_ASSIGNED TASK A_
In the podcast transcript, start at the words "[00:01:38] Leah: Well, no, I" and stop after "and over again.". Write that passage out again, swapping "so many times" for "countless times".
_ASSIGNED TASK B_
Translate this sentence from the podcast transcript into Spanish: "So they could contact the abuse teams and they could contact legal and compliance and seller performance."
_ASSIGNED TASK C_
Continue the podcast transcript about Executive Seller Relations from where it ends.

_DOCUMENT TEXT_

========

Seller Performance Solutions
What does Executive Seller Relations do?
June 23, 2022
Having your issue delegated to Executive Seller Relations for problem resolution can feel like a lost cause. In this episode Chris and Leah debate on the inefficiency of Executive Seller Relations and the reasons why it seems even harder to communicate with them lately.
[00:00:07] Leah: Hey, Amazon sellers. Welcome to Seller Performance Solutions. I am Leah McHugh with eCommerceChris and I am here with the eCommerceChris, Chris McCabe.

[00:00:17] Chris: The Chris, the Chris eCommerce.Chris. Yes. Yes. I'm excited to be talking about what we're talking about today. So--

[00:00:24] Leah: Yeah, so for a change, Chris and I don't fully agree on this one. But I have been seeing more and more communication from the executive seller relations team that indicates to me that they no longer have the access or power that they used to. So historically, That was really the only team within Amazon, outside of like the higher level executives who actually had access to all of the other teams. So they could contact the abuse teams and they could contact legal and compliance and seller performance.

I'm seeing more and more executive seller relations coming back saying we don't have access to that team, or we don't have access to those tools and they just send you back to whatever path that you had tried to go through originally, which didn't work, which is the whole reason that you had to escalate it and it was delegated to executive seller relations in the first place. Chris has a different view--

[00:01:17] Chris: it's circular.

Of how--- of what this means.

Well, no, it's circular. Well, I just don't think it's news that it's circular. What's new. Is that they say, like, we can't transfer this for you. We can't see the annotations. You and I disagree on whether or not they're being a hundred percent truthful when they say that. I think you take them more at their word.

[00:01:38] Leah: Well, no, I don't-- I've just seen it so many times at this point. Okay. That if they were lying and then we re escalate it and name them and call them out on it. I just can't imagine that that would keep happening over and over again.

========

_THE DATA_
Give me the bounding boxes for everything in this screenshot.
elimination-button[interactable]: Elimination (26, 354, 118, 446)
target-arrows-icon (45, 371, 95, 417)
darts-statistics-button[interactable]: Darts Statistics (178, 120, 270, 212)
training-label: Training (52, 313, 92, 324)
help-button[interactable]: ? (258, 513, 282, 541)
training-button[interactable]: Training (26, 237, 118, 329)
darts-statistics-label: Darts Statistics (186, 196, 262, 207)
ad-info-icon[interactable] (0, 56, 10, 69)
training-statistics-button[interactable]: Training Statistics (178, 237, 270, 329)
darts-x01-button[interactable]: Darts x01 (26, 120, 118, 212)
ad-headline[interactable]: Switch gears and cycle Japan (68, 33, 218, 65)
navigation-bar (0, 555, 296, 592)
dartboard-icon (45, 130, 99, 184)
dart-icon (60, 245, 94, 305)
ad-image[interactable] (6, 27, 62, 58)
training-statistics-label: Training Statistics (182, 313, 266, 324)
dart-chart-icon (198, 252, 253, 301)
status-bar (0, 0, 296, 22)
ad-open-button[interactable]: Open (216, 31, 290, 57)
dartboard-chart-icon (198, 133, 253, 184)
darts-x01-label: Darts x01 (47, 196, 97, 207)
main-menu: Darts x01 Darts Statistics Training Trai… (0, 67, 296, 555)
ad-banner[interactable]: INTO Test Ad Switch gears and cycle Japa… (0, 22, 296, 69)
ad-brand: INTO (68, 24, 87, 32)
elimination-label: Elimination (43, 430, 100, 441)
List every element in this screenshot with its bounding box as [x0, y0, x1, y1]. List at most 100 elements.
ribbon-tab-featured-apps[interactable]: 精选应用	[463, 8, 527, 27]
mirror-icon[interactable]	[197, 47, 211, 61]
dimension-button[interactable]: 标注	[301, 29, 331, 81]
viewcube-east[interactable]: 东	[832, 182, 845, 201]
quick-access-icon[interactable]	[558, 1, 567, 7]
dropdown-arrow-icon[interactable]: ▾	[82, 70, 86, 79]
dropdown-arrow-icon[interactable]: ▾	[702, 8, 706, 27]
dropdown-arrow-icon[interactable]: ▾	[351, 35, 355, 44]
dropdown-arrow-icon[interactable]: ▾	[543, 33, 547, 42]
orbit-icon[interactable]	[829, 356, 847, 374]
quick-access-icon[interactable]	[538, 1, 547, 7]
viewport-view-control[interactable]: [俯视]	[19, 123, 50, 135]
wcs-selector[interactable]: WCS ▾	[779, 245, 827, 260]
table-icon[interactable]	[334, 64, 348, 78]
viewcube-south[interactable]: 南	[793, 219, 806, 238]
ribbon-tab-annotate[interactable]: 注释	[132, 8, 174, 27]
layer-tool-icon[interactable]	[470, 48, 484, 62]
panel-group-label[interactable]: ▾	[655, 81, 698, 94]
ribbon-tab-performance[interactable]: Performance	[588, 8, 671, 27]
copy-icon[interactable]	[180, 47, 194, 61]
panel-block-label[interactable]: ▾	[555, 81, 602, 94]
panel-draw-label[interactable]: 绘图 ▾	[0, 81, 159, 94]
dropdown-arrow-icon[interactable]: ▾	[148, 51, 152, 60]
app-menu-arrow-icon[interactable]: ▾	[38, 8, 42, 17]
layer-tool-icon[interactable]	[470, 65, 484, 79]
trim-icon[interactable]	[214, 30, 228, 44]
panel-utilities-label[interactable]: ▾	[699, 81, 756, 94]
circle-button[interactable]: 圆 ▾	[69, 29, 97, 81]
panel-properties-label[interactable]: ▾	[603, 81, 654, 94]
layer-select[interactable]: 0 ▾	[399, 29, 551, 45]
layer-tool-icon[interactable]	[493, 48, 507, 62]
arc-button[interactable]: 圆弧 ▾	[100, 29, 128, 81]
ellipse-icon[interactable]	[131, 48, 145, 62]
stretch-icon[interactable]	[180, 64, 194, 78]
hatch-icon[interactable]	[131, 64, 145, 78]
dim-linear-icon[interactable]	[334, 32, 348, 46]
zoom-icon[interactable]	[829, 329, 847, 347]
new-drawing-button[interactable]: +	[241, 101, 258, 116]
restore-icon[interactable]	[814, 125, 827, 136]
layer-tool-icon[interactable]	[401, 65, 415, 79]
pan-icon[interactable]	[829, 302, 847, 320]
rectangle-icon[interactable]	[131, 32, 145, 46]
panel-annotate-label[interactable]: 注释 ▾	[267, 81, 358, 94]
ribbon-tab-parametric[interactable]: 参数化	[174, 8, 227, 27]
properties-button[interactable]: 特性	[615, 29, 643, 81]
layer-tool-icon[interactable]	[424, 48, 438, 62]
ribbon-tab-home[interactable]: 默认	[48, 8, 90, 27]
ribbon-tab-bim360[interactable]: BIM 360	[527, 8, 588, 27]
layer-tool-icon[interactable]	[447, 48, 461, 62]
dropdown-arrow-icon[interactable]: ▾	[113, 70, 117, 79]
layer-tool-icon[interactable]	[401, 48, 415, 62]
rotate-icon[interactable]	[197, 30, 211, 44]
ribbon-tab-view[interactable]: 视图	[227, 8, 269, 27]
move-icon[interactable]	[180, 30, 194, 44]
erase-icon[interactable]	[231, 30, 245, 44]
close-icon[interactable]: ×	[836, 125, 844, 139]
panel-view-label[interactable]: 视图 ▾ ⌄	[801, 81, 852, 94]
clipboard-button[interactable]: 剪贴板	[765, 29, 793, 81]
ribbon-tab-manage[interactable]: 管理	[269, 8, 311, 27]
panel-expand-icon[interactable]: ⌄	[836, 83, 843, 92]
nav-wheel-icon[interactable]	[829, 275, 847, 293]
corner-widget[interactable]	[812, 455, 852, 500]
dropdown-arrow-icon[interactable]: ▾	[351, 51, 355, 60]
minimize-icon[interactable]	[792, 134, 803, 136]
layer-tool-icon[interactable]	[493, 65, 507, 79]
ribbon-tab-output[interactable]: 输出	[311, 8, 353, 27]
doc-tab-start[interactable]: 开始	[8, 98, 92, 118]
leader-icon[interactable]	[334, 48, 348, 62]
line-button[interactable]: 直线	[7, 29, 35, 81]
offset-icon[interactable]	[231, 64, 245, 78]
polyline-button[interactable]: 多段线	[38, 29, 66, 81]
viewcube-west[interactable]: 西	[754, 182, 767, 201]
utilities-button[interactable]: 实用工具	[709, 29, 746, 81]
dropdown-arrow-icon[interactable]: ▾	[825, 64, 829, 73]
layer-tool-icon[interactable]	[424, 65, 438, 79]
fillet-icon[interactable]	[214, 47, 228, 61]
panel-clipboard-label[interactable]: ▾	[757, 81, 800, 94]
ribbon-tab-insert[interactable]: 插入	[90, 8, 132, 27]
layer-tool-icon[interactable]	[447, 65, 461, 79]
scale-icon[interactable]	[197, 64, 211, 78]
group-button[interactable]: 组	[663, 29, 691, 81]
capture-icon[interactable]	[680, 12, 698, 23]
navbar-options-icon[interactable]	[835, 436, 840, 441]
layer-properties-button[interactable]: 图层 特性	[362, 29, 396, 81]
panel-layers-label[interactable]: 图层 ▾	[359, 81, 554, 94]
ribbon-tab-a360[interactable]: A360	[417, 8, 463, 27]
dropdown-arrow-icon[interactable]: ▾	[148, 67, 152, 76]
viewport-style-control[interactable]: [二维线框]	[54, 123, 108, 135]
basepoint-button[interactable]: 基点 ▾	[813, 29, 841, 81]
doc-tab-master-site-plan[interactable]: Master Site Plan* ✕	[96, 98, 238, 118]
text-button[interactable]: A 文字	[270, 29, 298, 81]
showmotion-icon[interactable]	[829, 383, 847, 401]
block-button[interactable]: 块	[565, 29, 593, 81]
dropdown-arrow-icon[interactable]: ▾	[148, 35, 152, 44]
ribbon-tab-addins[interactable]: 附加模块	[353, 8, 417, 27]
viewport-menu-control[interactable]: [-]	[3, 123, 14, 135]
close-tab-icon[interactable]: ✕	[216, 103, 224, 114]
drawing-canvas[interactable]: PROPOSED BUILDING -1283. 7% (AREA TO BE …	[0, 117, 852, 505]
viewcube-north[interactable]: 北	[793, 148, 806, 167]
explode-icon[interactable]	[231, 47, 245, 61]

========

_ANSWER SECTION A_
[00:01:38] Leah: Well, no, I don't-- I've just seen it countless times at this point. Okay. That if they were lying and then we re escalate it and name them and call them out on it. I just can't imagine that that would keep happening over and over again.

_ANSWER SECTION B_
Así que podían contactar a los equipos de abuso y podían contactar a los de asuntos legales y cumplimiento, y a los de desempeño de vendedores.

_ANSWER SECTION C_
[00:01:56] Chris: I don't know if they're lying. They're just accustomed to passing the buck, transferring things, not wanting to deal with things and trying to get stuff off their plate. Just the way seller performance always historically was. That's the biggest knock against my former team. Right? Is they look for excuses not to read a plan of action, not to look at an appeal, not to have to make a decision. This is the biggest knock against, I think marketplace management and enforcement generally speaking.

[00:02:26] Leah: Yeah. I just think that if we're calling them out on it to their bosses fairly regularly, that they're lying about what they have access to. That there would be something, you could be right. It could be just a lie to not have to do anything. I've seen it so many times at this point that I find it hard to believe that they're all just lying about the same thing.

[00:02:49] Chris: No, what they have access to they've always disagreed even within teams, even with each other, what they have access to just like calling account health services, you get about seven different answers on what they can do, what they can't do. Can they access annotations about why an appeal was denied or can they not, you get seven different answers.

They can't even be consistent on the most basic points. Some of them will say, I'll submit this appeal for you because something was missed, something went wrong and others will say, I have no ability to resubmit anything for you, no matter what the circumstances. So I think it's parallel to account health services.

And also, I know we can back up a second talk about what executive seller relations is. I know what caused this and it's all of the people sending all appeals or all kinds of messaging. To the Jeff at Amazon email address and expecting to get a proper review by ESR executive seller relations. So they've drowned that queue in that team in a lot of junk and they had to start watering down the review process, watering down the response process when, when I was there and I was working on the Bezos escalations or things that went to executive seller relations, where I had to pick that message that a lot of you have seen that says, you know, Jeff read your message.

And he asked me to review this and respond on his behalf. They did change that a little bit and take Jeff's name out after he left as CEO and they started inserting other people's names, but they're still using the same basic template from 8, 9, 10 years ago. It's been overused. I mean, Amazon sellers love to overuse email queues and they love to write to Jeff, even now that's what concerns me that this is so outdated and that sellers are just reading. Maybe you can tell me, I mean, old forum posts, ancient Facebook messages with ancient ad posts.

[00:04:42] Leah: Well, I mean, there's just so much bad information on the internet.

[00:04:46] Chris:
Bad suggestions. Yeah. I can't figure out if somebody in a Facebook group is posting a comment, trying to look knowledgeable because you know, they're selling something and that's why they say write to Jeff, or if it's just old regurgitated information that no one's taken the time to, to render obsolete.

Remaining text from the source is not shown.